TO DO
Search the entries for the word "this" and pull out each line that has it.
** START DATA SHOWN **
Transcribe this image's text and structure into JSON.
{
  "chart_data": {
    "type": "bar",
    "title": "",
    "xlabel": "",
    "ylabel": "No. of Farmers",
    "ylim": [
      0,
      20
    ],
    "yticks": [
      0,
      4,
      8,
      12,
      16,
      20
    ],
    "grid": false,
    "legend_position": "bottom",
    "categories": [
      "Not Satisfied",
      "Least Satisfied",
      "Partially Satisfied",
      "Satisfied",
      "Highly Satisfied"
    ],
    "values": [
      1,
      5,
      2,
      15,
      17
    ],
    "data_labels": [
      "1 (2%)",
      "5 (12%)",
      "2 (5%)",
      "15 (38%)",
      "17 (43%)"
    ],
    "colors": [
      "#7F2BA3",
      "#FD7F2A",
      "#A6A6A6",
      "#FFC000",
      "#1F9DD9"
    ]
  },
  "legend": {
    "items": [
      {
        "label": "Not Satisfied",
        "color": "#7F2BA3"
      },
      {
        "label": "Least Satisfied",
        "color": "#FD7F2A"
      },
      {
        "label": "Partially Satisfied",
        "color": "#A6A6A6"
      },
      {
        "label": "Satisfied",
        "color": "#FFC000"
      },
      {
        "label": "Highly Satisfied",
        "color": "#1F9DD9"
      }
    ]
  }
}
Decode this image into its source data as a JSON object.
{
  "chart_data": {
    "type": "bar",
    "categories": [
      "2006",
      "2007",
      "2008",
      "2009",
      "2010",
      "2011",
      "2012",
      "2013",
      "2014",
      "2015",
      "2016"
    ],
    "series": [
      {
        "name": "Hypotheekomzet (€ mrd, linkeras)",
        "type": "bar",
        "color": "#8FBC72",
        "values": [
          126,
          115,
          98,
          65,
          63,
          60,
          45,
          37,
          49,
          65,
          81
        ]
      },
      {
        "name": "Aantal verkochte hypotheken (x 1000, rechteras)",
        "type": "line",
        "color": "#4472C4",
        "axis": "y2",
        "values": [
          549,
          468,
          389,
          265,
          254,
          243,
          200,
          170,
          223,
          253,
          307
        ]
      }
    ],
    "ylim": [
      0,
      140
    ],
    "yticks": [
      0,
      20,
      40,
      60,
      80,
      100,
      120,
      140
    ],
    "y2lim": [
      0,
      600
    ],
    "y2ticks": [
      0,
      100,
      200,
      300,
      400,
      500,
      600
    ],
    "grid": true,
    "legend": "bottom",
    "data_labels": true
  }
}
** END DATA SHOWN **
EXERCISE SOLUTION
Transcribe this image's text and structure into JSON.
Decode this image into its source data as a JSON object.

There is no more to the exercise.